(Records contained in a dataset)
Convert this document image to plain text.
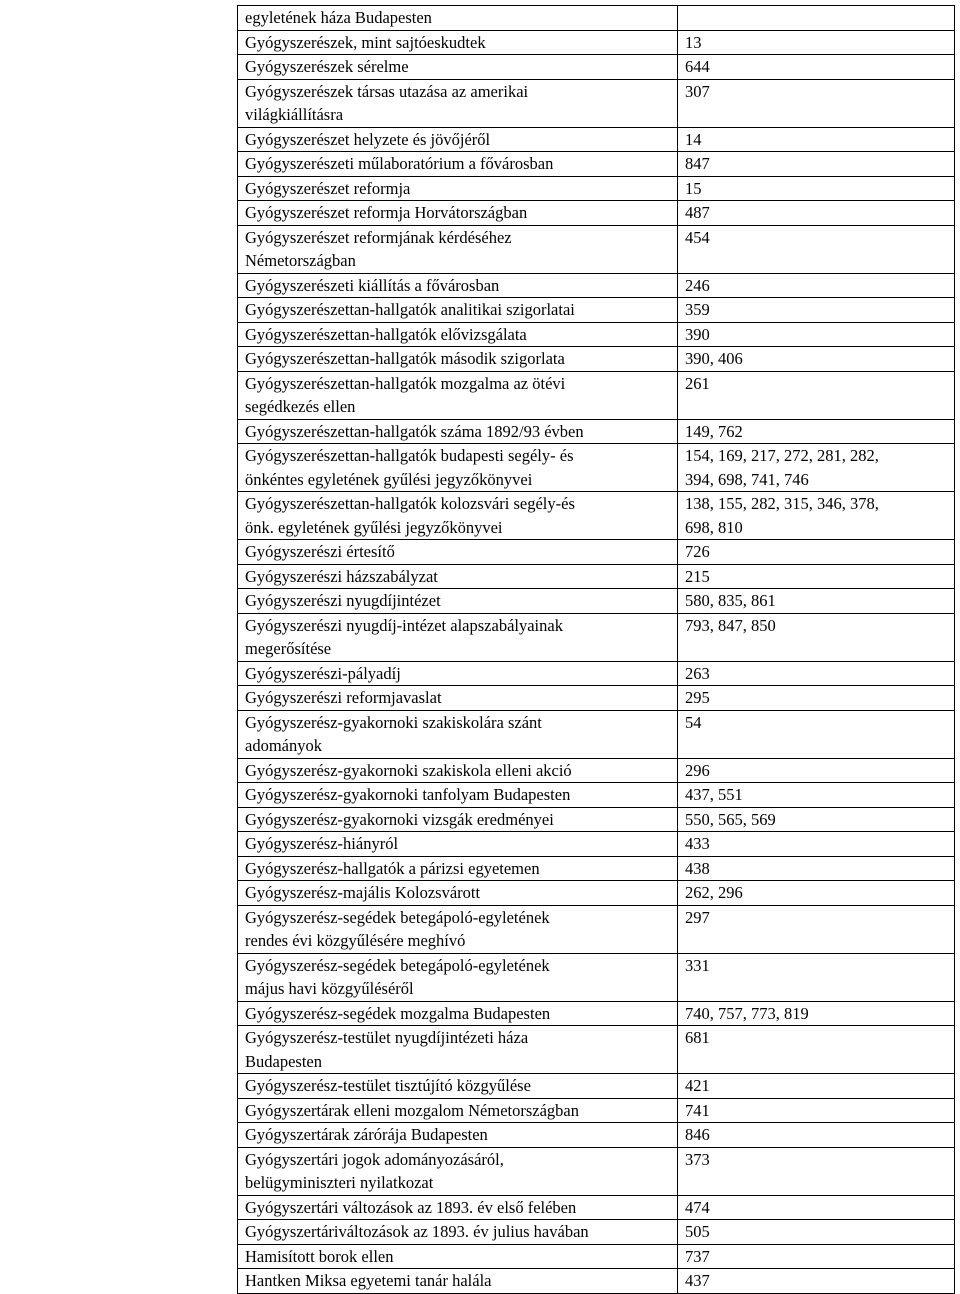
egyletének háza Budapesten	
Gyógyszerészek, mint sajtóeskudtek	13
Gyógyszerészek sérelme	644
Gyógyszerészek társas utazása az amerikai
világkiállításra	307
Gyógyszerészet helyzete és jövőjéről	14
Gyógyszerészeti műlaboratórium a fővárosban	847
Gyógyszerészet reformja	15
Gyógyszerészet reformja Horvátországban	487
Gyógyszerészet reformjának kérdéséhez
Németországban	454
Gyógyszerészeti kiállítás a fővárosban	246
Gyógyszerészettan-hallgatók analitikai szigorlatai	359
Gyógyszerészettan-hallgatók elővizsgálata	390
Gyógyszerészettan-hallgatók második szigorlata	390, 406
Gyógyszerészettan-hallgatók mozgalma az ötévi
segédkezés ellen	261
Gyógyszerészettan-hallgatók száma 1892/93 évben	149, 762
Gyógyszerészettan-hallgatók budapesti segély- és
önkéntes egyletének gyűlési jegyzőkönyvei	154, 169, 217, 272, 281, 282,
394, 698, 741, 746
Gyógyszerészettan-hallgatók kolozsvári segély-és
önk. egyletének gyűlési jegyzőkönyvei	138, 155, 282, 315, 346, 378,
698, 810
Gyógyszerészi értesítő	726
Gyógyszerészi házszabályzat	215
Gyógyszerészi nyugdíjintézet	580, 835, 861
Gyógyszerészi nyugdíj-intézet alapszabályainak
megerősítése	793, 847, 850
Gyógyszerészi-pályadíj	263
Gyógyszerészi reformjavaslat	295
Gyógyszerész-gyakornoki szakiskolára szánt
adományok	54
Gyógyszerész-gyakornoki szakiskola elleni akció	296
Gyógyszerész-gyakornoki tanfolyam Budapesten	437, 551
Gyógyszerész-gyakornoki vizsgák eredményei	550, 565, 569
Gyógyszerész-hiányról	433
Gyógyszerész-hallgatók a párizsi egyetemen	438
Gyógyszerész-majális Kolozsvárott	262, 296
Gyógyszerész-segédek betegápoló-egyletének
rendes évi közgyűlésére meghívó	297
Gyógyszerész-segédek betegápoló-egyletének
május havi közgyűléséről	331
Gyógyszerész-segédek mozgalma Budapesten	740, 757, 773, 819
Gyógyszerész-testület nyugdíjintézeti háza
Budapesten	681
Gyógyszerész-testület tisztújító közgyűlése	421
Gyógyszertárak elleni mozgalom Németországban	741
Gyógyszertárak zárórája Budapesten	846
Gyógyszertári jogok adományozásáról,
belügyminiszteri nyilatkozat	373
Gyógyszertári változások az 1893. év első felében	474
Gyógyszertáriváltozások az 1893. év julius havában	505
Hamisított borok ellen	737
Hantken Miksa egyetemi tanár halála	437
---
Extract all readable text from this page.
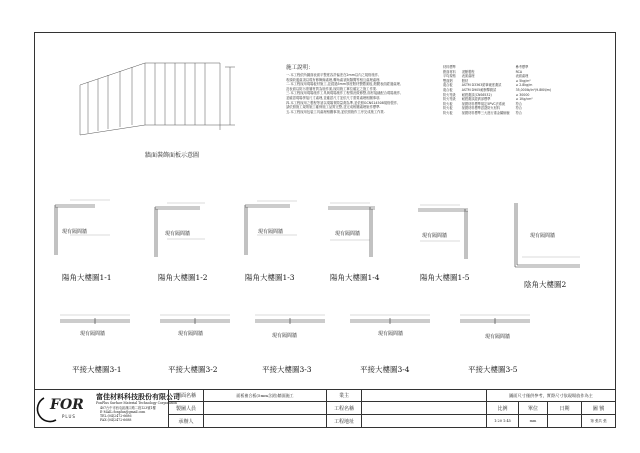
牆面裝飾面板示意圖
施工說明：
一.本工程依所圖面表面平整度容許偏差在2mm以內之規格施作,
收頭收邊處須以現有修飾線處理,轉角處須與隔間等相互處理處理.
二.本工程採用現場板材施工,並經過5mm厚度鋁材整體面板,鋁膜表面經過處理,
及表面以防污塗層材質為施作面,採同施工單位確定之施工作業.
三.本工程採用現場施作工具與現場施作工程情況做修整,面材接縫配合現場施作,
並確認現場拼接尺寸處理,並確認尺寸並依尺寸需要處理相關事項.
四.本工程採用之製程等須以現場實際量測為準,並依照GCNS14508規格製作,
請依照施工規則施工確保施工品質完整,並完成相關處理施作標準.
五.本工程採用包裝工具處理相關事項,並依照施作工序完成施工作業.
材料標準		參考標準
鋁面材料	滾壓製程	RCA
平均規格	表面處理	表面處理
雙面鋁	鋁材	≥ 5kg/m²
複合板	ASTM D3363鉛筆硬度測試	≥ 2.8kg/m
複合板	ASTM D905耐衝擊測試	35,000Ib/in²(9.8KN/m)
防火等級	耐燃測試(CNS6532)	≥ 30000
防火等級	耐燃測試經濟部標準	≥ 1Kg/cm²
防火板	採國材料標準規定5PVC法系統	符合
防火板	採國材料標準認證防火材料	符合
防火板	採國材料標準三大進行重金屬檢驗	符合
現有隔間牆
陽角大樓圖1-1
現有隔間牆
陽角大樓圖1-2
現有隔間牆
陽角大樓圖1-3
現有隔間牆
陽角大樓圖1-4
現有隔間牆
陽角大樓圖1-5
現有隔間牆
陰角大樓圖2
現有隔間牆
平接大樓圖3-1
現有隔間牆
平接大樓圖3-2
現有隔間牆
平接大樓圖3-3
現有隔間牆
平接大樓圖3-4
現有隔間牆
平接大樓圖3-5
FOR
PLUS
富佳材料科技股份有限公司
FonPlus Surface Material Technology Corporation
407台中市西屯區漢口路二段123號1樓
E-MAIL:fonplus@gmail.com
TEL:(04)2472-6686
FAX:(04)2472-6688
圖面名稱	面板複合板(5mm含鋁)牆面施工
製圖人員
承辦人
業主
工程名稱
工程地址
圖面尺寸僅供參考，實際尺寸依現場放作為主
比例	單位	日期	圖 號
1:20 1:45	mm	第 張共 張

**EXERCISE GOAL**:
Count the lines in the records above that contain the word "text", and give only that number.

**ANSWER**:
2